### Source records
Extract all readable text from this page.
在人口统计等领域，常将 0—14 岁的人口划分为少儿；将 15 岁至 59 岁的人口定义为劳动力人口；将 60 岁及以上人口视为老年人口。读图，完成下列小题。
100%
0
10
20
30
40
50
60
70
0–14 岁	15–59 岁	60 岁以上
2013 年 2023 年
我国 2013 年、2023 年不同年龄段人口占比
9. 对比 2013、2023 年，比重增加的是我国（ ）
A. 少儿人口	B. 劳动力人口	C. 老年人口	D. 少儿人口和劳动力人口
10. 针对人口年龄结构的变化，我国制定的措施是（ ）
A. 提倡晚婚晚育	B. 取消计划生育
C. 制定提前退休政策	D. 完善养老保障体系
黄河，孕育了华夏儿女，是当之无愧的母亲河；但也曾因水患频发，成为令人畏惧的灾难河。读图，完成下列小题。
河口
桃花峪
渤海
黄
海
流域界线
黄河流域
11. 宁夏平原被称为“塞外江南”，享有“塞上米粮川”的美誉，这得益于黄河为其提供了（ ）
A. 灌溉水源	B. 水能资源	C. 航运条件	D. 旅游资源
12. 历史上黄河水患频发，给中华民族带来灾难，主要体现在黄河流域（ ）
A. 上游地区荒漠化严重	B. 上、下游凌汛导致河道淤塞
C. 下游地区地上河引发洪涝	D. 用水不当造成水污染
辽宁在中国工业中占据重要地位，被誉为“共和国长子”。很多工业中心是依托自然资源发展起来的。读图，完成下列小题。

### REQUIRED TASK
Transcribe every entry word for word.

### RESPONSE TO THIS EXERCISE
Extract all readable text from this page.
在人口统计等领域，常将 0—14 岁的人口划分为少儿；将 15 岁至 59 岁的人口定义为劳动力人口；将 60 岁及以上人口视为老年人口。读图，完成下列小题。
100%
0
10
20
30
40
50
60
70
0–14 岁	15–59 岁	60 岁以上
2013 年 2023 年
我国 2013 年、2023 年不同年龄段人口占比
9. 对比 2013、2023 年，比重增加的是我国（ ）
A. 少儿人口	B. 劳动力人口	C. 老年人口	D. 少儿人口和劳动力人口
10. 针对人口年龄结构的变化，我国制定的措施是（ ）
A. 提倡晚婚晚育	B. 取消计划生育
C. 制定提前退休政策	D. 完善养老保障体系
黄河，孕育了华夏儿女，是当之无愧的母亲河；但也曾因水患频发，成为令人畏惧的灾难河。读图，完成下列小题。
河口
桃花峪
渤海
黄
海
流域界线
黄河流域
11. 宁夏平原被称为“塞外江南”，享有“塞上米粮川”的美誉，这得益于黄河为其提供了（ ）
A. 灌溉水源	B. 水能资源	C. 航运条件	D. 旅游资源
12. 历史上黄河水患频发，给中华民族带来灾难，主要体现在黄河流域（ ）
A. 上游地区荒漠化严重	B. 上、下游凌汛导致河道淤塞
C. 下游地区地上河引发洪涝	D. 用水不当造成水污染
辽宁在中国工业中占据重要地位，被誉为“共和国长子”。很多工业中心是依托自然资源发展起来的。读图，完成下列小题。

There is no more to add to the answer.